**Problem statement**
From the entries below, list each line with "this".

**Exercise materials**
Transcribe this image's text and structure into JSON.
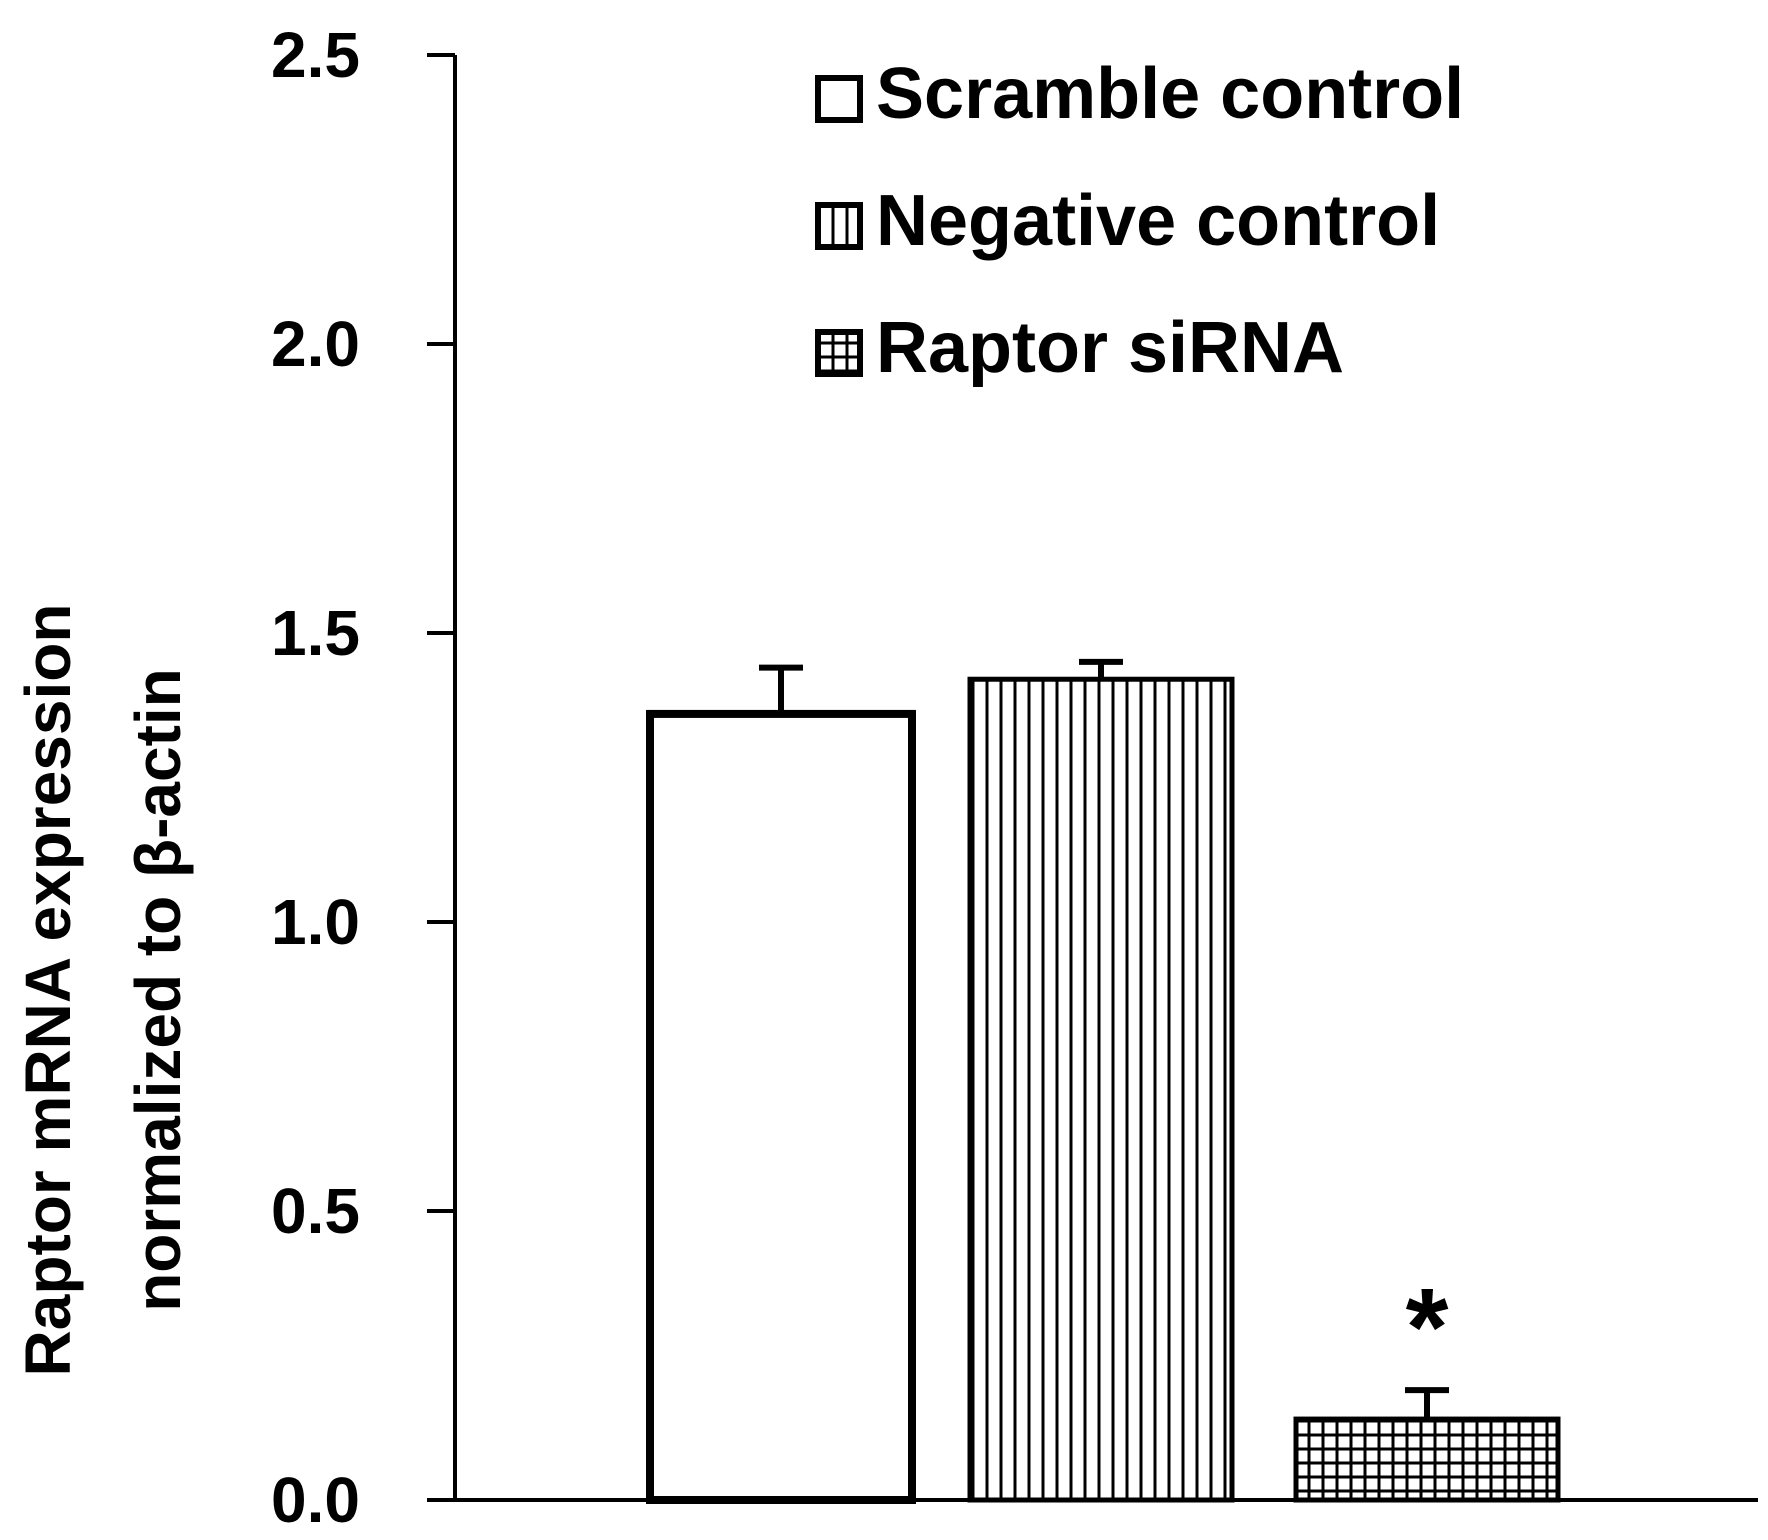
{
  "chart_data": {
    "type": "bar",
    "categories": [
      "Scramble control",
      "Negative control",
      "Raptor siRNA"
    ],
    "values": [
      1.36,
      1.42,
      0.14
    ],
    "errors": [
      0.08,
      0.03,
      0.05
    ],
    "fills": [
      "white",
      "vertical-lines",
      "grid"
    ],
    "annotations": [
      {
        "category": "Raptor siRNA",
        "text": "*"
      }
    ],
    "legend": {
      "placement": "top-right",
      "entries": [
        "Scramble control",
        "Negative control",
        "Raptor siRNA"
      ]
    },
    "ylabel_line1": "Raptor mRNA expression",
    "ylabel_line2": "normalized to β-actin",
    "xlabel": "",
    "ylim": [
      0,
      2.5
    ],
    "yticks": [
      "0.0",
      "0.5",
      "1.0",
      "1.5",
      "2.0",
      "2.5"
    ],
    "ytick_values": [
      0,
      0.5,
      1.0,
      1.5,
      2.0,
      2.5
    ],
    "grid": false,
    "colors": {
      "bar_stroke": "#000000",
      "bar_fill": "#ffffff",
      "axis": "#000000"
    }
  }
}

==

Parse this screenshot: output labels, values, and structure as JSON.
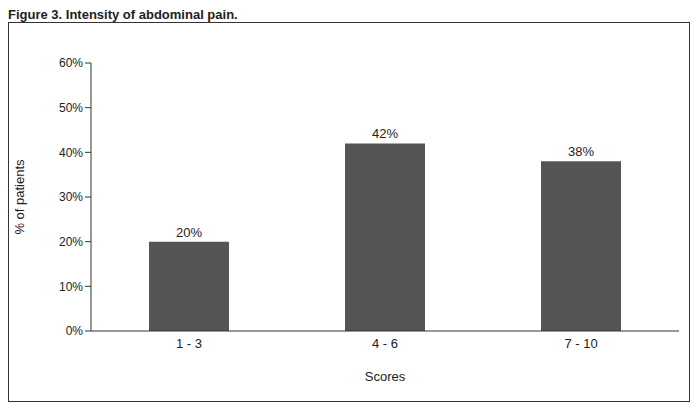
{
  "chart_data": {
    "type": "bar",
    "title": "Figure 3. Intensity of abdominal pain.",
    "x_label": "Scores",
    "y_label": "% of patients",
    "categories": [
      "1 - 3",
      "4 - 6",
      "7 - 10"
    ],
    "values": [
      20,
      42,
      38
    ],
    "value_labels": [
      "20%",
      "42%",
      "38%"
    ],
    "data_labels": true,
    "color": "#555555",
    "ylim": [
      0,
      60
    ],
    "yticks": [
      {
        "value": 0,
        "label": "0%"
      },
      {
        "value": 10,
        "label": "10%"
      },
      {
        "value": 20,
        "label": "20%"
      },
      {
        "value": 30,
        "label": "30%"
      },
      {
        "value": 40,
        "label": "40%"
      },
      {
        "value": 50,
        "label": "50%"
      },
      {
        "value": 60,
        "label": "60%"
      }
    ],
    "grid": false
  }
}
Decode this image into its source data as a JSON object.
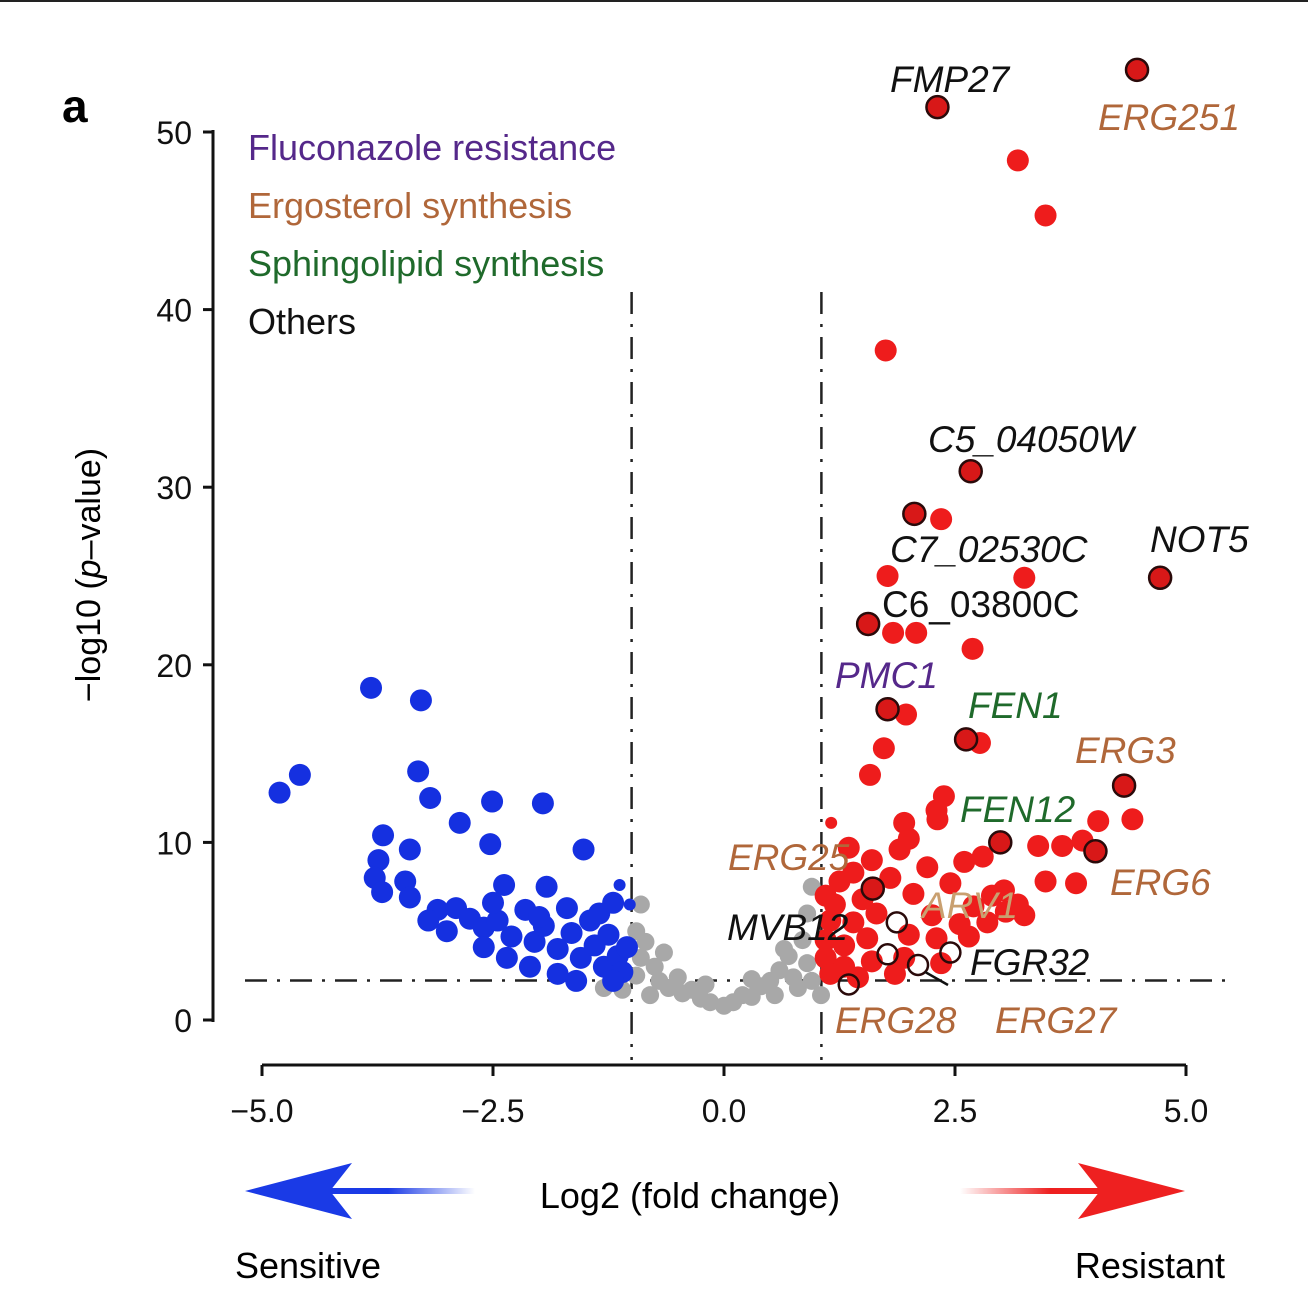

---

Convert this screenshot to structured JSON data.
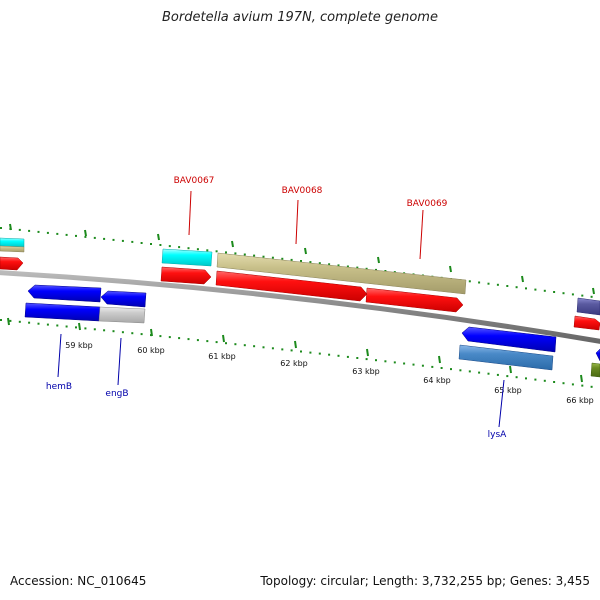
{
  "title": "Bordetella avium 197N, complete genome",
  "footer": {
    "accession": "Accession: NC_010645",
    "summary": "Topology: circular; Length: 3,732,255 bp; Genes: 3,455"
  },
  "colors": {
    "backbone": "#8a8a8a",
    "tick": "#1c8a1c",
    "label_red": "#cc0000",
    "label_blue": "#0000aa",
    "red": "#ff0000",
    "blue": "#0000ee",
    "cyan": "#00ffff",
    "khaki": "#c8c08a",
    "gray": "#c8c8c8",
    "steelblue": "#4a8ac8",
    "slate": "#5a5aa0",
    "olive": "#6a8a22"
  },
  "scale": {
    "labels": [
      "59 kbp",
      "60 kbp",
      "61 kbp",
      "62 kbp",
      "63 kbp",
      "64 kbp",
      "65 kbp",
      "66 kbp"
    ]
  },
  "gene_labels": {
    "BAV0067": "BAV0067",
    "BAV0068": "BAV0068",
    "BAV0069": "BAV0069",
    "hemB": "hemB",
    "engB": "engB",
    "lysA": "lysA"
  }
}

**Problem solution**
Transcribe this image's text and structure into JSON.
Parse this screenshot: output labels, values, and structure as JSON.
Decode this image into its source data as a JSON object.
Convert this screenshot to structured JSON data.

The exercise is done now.